▶ Task brief
From the records below, pull each line that has "памятников".

──────── Given records

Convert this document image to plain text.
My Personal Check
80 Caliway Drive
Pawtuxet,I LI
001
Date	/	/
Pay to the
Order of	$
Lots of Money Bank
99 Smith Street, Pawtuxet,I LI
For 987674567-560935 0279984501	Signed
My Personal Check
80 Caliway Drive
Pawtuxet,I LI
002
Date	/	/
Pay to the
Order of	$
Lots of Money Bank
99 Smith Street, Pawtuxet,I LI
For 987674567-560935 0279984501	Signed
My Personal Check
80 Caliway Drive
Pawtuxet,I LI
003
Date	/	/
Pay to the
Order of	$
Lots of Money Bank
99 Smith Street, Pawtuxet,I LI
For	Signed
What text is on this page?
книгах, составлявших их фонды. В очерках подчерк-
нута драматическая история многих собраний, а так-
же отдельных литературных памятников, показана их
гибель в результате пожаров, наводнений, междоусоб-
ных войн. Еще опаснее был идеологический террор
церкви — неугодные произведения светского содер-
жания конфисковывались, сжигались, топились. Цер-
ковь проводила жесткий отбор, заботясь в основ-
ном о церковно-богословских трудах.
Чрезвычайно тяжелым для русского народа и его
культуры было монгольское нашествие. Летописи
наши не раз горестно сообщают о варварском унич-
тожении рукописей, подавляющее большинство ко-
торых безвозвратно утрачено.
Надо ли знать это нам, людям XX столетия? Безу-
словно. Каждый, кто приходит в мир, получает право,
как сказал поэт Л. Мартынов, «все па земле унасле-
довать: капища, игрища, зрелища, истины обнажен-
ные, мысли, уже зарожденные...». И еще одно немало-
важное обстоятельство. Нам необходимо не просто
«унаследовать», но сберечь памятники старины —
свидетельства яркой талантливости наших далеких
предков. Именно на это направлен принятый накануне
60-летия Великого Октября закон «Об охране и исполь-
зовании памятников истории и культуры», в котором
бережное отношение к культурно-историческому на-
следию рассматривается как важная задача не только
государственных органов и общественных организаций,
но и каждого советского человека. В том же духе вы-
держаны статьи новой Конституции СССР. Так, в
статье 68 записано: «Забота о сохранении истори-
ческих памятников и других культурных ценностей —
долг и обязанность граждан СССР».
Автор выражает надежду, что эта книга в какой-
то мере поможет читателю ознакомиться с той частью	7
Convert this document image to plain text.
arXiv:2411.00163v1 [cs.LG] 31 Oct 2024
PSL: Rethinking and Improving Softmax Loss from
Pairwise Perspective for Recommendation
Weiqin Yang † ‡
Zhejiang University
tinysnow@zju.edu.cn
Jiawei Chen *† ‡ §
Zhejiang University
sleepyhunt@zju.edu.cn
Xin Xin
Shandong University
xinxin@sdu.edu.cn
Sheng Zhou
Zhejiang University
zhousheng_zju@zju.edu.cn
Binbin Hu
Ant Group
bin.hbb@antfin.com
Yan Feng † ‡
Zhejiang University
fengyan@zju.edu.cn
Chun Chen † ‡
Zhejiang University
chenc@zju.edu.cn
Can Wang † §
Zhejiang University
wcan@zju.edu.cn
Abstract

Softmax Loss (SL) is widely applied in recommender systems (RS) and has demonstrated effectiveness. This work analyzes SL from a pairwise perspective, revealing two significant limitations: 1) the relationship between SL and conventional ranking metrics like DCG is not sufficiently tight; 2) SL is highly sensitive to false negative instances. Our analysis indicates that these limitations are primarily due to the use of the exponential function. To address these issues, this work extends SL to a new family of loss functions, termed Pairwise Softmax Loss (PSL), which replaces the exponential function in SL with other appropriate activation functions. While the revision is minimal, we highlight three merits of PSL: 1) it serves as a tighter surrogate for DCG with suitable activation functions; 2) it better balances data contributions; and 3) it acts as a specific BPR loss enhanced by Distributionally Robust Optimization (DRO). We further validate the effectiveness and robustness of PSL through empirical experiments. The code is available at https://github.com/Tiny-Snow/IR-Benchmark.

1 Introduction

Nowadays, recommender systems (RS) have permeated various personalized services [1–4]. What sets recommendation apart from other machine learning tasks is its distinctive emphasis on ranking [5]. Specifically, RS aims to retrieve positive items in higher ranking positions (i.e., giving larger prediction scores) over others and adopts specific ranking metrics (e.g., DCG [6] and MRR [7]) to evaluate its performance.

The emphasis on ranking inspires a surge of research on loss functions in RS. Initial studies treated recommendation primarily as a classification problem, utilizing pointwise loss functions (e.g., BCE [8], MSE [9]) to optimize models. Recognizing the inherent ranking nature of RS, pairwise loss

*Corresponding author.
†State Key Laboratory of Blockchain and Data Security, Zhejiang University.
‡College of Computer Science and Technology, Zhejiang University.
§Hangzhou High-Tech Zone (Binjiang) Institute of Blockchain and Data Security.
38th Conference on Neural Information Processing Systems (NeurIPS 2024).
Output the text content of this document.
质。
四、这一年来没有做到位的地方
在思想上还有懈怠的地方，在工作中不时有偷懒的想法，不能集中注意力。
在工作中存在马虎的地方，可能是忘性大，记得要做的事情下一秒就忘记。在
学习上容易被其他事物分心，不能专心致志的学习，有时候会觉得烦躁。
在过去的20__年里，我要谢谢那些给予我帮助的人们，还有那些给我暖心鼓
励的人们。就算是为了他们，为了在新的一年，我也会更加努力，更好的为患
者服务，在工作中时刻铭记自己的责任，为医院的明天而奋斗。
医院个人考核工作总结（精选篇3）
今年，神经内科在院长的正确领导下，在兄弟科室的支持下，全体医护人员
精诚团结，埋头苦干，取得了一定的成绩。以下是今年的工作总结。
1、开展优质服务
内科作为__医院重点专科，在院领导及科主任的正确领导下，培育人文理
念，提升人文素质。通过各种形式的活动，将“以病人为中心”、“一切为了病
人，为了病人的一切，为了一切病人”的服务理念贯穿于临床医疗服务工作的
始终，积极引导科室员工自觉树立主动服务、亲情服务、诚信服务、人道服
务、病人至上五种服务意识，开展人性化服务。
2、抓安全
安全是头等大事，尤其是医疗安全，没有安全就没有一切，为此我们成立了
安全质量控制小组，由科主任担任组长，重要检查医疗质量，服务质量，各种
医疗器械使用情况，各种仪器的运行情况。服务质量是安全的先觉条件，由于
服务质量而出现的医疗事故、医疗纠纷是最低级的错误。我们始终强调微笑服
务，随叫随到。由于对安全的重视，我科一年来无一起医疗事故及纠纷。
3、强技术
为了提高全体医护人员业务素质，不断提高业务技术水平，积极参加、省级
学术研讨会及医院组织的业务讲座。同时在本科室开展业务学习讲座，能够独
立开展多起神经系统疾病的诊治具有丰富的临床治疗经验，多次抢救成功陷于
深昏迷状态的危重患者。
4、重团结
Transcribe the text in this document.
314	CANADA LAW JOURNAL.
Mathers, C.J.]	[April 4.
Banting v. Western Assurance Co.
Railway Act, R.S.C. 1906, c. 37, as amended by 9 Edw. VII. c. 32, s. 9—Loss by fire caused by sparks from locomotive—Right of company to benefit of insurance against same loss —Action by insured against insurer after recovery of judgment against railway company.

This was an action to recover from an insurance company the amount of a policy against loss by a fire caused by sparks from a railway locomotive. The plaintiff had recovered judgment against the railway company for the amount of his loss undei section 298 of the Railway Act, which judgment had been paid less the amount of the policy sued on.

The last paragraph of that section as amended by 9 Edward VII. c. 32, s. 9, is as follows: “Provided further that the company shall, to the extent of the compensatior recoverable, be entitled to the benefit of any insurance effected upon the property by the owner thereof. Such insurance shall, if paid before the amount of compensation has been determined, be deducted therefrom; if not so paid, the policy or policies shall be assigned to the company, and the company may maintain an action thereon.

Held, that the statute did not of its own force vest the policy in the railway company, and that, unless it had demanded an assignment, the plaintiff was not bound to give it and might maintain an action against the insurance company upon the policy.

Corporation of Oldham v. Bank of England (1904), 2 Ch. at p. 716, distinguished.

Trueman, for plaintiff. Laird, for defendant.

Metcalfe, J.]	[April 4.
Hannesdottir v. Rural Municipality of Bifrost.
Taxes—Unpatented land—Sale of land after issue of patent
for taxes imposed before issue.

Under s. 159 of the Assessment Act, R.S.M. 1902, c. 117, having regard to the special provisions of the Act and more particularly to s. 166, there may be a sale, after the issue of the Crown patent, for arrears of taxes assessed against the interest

────────────────

▶ Solution to this exercise
же отдельных литературных памятников, показана их
зовании памятников истории и культуры», в котором
ческих памятников и других культурных ценностей —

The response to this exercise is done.